What needs to be done: Using the listing below, select the lines with the word "pred" and copy them.

Source records:
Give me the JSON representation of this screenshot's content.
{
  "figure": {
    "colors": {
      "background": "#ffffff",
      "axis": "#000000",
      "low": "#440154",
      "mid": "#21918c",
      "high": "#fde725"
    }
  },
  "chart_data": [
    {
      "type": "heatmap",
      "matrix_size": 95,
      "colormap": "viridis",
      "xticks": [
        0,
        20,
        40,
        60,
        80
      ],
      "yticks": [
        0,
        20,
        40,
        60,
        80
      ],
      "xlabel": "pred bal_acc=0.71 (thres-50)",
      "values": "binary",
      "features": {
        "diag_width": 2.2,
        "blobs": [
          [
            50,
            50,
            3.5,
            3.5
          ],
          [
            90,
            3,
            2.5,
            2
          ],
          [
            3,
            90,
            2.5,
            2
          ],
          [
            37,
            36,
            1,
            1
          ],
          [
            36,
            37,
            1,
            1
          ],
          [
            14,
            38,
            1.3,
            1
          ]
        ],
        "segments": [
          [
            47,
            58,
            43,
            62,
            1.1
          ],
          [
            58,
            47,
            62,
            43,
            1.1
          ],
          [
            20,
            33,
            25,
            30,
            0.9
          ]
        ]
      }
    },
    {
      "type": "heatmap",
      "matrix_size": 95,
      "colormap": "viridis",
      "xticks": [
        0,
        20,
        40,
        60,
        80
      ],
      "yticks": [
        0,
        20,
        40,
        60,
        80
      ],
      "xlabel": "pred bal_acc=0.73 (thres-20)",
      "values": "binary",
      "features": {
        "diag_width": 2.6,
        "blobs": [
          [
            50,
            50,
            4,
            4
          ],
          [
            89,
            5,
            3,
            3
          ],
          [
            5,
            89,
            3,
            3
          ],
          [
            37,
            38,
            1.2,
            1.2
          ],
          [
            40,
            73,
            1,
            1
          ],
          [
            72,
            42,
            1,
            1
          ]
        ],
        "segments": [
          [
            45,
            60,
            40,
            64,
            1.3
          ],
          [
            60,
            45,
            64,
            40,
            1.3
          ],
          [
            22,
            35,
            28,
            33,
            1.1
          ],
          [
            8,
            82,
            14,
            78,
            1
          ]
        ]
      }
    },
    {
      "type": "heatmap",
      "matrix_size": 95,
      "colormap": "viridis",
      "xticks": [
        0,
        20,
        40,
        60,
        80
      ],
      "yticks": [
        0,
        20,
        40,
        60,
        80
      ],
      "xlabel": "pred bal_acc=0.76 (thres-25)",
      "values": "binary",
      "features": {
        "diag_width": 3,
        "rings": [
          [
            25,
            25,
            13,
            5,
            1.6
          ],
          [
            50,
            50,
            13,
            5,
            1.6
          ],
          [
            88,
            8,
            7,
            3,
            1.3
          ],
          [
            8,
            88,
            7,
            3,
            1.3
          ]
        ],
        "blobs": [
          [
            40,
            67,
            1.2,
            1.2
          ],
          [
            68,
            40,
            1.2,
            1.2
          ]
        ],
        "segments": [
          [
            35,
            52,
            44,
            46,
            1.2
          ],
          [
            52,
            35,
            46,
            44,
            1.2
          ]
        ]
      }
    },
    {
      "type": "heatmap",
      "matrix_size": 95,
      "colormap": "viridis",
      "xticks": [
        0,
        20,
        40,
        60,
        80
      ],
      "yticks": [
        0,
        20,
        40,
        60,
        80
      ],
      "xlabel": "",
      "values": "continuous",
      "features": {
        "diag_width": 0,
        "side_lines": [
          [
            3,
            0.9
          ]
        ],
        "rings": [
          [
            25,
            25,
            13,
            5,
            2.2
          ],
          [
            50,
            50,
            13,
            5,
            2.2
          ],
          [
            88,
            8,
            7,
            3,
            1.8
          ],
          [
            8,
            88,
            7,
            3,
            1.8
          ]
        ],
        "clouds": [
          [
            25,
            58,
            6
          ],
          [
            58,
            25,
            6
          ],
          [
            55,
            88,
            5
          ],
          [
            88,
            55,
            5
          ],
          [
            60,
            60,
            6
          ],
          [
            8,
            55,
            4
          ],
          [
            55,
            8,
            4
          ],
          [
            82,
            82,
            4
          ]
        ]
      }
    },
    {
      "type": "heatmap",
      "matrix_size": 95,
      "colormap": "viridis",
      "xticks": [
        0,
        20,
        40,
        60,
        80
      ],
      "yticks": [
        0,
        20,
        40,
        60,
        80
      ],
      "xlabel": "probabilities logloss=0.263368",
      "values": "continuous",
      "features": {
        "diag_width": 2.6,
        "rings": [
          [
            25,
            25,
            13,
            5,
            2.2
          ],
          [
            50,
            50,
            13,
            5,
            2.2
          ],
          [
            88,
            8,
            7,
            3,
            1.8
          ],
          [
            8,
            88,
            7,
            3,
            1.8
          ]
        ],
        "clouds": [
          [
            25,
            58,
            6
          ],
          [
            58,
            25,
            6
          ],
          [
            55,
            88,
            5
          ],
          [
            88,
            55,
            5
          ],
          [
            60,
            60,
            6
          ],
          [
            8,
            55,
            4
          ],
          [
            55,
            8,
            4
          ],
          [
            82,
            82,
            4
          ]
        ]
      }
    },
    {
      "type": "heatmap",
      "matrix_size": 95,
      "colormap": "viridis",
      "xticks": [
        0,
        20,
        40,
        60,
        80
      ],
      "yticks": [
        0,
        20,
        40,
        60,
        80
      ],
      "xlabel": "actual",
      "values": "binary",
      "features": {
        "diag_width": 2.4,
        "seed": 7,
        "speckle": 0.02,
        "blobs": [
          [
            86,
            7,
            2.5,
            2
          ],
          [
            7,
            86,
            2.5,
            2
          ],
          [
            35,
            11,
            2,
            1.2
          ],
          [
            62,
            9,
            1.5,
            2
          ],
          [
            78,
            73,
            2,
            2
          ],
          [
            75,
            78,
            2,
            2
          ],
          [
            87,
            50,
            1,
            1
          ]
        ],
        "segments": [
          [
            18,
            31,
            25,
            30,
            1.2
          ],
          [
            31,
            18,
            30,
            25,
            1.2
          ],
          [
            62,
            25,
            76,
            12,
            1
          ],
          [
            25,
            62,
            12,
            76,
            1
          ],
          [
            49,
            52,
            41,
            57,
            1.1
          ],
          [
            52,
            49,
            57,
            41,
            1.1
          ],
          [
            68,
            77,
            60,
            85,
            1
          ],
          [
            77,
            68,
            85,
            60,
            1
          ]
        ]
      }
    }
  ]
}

Written response:
      "xlabel": "pred bal_acc=0.71 (thres-50)",
      "xlabel": "pred bal_acc=0.73 (thres-20)",
      "xlabel": "pred bal_acc=0.76 (thres-25)",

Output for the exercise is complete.